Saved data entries

---*---

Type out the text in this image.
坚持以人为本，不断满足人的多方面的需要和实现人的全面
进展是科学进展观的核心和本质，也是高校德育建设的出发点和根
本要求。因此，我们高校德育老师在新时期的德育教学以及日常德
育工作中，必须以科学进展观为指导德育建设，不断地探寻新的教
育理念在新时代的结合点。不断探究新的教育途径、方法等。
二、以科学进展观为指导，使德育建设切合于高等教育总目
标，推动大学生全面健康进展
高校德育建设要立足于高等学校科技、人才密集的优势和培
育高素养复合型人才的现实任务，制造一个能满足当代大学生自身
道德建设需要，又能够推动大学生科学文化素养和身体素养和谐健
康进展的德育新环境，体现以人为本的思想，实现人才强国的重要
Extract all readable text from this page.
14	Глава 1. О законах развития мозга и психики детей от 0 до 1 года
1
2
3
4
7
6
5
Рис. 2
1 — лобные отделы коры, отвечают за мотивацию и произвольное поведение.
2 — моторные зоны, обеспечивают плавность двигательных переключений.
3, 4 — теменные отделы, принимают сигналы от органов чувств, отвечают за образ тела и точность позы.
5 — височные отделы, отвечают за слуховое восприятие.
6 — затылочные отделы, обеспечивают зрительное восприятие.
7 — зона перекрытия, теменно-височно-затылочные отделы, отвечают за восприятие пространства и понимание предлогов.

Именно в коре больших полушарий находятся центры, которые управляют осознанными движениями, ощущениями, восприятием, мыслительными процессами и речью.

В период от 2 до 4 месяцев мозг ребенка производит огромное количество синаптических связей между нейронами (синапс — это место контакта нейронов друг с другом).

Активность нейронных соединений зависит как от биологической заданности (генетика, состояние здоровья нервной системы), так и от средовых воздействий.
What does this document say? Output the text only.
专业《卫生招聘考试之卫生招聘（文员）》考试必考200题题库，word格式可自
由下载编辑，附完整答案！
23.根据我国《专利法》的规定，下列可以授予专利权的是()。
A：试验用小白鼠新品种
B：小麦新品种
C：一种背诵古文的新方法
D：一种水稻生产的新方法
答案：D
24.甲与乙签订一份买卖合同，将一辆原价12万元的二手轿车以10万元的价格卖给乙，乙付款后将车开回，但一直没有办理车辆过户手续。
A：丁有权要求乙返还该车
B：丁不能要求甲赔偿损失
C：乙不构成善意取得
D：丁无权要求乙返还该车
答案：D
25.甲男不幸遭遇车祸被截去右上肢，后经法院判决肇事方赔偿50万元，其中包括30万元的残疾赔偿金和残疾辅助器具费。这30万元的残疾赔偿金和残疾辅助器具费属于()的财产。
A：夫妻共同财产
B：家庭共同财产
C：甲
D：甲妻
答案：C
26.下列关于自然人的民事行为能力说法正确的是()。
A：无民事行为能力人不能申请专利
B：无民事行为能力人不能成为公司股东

---*---

OBJECTIVE: Return each line of the data exactly as written above.

OUTPUT:
Type out the text in this image.
坚持以人为本，不断满足人的多方面的需要和实现人的全面
进展是科学进展观的核心和本质，也是高校德育建设的出发点和根
本要求。因此，我们高校德育老师在新时期的德育教学以及日常德
育工作中，必须以科学进展观为指导德育建设，不断地探寻新的教
育理念在新时代的结合点。不断探究新的教育途径、方法等。
二、以科学进展观为指导，使德育建设切合于高等教育总目
标，推动大学生全面健康进展
高校德育建设要立足于高等学校科技、人才密集的优势和培
育高素养复合型人才的现实任务，制造一个能满足当代大学生自身
道德建设需要，又能够推动大学生科学文化素养和身体素养和谐健
康进展的德育新环境，体现以人为本的思想，实现人才强国的重要
Extract all readable text from this page.
14	Глава 1. О законах развития мозга и психики детей от 0 до 1 года
1
2
3
4
7
6
5
Рис. 2
1 — лобные отделы коры, отвечают за мотивацию и произвольное поведение.
2 — моторные зоны, обеспечивают плавность двигательных переключений.
3, 4 — теменные отделы, принимают сигналы от органов чувств, отвечают за образ тела и точность позы.
5 — височные отделы, отвечают за слуховое восприятие.
6 — затылочные отделы, обеспечивают зрительное восприятие.
7 — зона перекрытия, теменно-височно-затылочные отделы, отвечают за восприятие пространства и понимание предлогов.

Именно в коре больших полушарий находятся центры, которые управляют осознанными движениями, ощущениями, восприятием, мыслительными процессами и речью.

В период от 2 до 4 месяцев мозг ребенка производит огромное количество синаптических связей между нейронами (синапс — это место контакта нейронов друг с другом).

Активность нейронных соединений зависит как от биологической заданности (генетика, состояние здоровья нервной системы), так и от средовых воздействий.
What does this document say? Output the text only.
专业《卫生招聘考试之卫生招聘（文员）》考试必考200题题库，word格式可自
由下载编辑，附完整答案！
23.根据我国《专利法》的规定，下列可以授予专利权的是()。
A：试验用小白鼠新品种
B：小麦新品种
C：一种背诵古文的新方法
D：一种水稻生产的新方法
答案：D
24.甲与乙签订一份买卖合同，将一辆原价12万元的二手轿车以10万元的价格卖给乙，乙付款后将车开回，但一直没有办理车辆过户手续。
A：丁有权要求乙返还该车
B：丁不能要求甲赔偿损失
C：乙不构成善意取得
D：丁无权要求乙返还该车
答案：D
25.甲男不幸遭遇车祸被截去右上肢，后经法院判决肇事方赔偿50万元，其中包括30万元的残疾赔偿金和残疾辅助器具费。这30万元的残疾赔偿金和残疾辅助器具费属于()的财产。
A：夫妻共同财产
B：家庭共同财产
C：甲
D：甲妻
答案：C
26.下列关于自然人的民事行为能力说法正确的是()。
A：无民事行为能力人不能申请专利
B：无民事行为能力人不能成为公司股东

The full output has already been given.